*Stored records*
-.-.-

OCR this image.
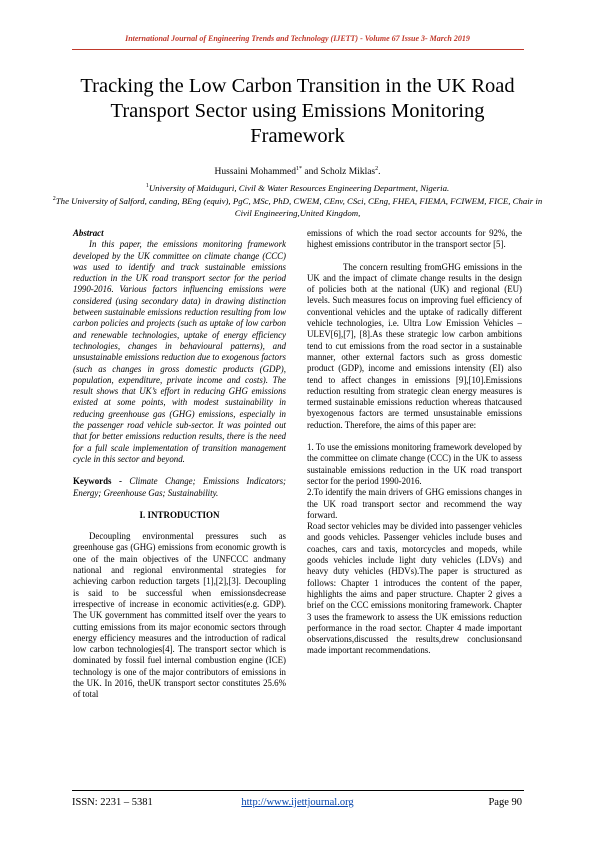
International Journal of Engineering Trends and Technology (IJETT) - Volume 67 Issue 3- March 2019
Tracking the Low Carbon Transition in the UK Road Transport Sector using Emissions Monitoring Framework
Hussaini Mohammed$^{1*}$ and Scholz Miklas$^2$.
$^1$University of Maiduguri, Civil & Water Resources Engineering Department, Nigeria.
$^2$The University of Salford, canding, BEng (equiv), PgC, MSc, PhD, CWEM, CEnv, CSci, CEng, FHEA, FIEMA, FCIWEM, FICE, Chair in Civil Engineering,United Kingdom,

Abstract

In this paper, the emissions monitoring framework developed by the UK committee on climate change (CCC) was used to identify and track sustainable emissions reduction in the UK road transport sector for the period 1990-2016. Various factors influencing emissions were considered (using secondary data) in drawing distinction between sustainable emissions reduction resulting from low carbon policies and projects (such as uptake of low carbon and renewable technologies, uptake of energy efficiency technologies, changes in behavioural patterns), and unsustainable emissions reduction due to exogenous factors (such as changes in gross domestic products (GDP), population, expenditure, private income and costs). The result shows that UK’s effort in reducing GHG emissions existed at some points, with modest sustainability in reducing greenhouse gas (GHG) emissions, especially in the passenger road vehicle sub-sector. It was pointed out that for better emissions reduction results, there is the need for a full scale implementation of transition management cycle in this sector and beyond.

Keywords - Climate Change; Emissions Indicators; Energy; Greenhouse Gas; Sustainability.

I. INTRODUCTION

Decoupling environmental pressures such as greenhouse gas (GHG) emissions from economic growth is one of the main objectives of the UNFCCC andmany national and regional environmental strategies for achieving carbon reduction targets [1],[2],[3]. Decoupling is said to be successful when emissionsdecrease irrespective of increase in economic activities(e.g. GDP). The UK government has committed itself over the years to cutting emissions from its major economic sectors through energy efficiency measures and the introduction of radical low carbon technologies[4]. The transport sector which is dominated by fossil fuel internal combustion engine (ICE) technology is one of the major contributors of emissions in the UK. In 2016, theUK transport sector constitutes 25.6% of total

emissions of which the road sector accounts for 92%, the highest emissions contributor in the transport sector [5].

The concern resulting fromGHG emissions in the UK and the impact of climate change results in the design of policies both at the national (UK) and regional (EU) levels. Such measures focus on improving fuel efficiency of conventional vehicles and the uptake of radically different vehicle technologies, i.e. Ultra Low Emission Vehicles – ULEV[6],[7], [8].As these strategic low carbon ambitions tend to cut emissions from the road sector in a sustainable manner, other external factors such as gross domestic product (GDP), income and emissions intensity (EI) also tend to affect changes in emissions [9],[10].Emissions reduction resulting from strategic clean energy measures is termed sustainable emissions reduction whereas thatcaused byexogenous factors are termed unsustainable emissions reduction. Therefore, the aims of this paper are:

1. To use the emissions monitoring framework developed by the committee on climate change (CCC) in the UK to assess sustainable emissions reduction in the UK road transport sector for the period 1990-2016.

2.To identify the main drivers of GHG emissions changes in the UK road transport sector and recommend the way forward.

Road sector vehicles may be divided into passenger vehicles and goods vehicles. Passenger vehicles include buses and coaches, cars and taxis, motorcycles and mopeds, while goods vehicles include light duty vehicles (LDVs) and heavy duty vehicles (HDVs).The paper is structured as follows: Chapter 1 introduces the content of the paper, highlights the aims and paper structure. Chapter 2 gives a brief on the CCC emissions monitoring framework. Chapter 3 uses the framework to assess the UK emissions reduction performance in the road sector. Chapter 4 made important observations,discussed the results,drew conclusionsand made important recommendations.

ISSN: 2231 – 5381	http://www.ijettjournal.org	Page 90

-.-.-

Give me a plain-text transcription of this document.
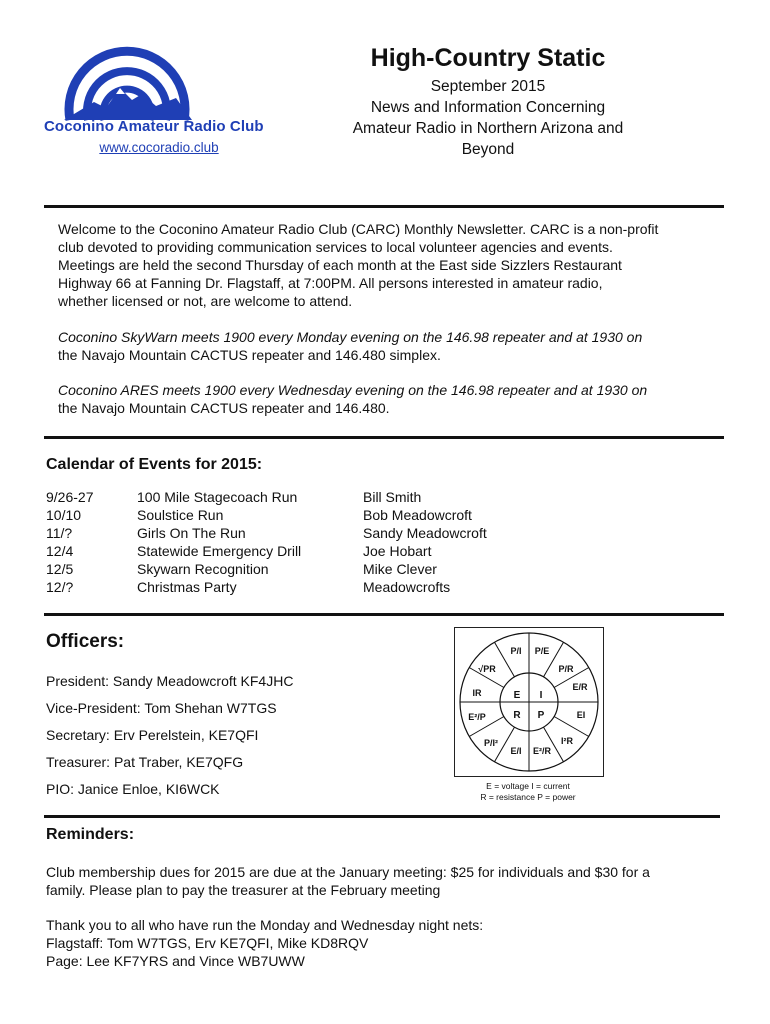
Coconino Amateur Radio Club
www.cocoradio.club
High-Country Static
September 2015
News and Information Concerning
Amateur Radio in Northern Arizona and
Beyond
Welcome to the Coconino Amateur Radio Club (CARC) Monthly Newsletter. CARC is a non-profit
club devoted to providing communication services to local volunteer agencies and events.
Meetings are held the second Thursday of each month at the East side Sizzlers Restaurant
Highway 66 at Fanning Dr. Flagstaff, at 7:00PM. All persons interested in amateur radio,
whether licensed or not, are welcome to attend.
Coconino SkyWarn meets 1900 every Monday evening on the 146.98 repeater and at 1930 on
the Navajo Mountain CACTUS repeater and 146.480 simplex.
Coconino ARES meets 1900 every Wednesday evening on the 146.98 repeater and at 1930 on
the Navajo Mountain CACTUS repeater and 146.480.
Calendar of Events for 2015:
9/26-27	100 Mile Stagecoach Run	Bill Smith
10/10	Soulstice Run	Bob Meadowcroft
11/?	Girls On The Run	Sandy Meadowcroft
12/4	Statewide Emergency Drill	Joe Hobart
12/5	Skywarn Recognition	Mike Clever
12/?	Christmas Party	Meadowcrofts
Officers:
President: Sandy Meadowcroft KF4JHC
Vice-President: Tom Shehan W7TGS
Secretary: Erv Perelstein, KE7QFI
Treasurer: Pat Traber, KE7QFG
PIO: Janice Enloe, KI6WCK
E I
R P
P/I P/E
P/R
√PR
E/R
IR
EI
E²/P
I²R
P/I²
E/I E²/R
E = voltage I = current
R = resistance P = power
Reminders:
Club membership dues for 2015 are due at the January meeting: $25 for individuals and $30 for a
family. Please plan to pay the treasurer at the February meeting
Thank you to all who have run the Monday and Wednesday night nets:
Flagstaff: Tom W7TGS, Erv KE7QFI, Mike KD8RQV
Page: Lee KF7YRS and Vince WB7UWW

-.-.-

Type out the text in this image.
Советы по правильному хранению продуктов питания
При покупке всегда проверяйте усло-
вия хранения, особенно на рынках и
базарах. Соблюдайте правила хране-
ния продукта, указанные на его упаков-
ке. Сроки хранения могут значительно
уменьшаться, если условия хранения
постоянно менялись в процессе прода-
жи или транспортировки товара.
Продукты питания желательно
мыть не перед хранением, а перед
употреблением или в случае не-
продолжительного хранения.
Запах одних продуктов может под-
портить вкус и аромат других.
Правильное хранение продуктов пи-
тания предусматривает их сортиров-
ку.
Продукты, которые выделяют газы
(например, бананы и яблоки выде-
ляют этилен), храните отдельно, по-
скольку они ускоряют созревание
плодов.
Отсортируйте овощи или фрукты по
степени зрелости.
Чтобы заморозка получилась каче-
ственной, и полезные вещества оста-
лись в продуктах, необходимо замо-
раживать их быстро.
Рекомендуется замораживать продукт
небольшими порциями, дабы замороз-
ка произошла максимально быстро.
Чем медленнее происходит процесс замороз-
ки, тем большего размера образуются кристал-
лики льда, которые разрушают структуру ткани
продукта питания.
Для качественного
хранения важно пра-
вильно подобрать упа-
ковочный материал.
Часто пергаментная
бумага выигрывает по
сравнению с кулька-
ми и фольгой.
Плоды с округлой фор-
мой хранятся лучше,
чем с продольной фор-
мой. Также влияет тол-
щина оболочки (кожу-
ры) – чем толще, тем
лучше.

-.-.-

*TASK STATEMENT*
Search the data above for the string "Wednesday" and return every line that has it.

*TASK RESULT*
Coconino ARES meets 1900 every Wednesday evening on the 146.98 repeater and at 1930 on
Thank you to all who have run the Monday and Wednesday night nets:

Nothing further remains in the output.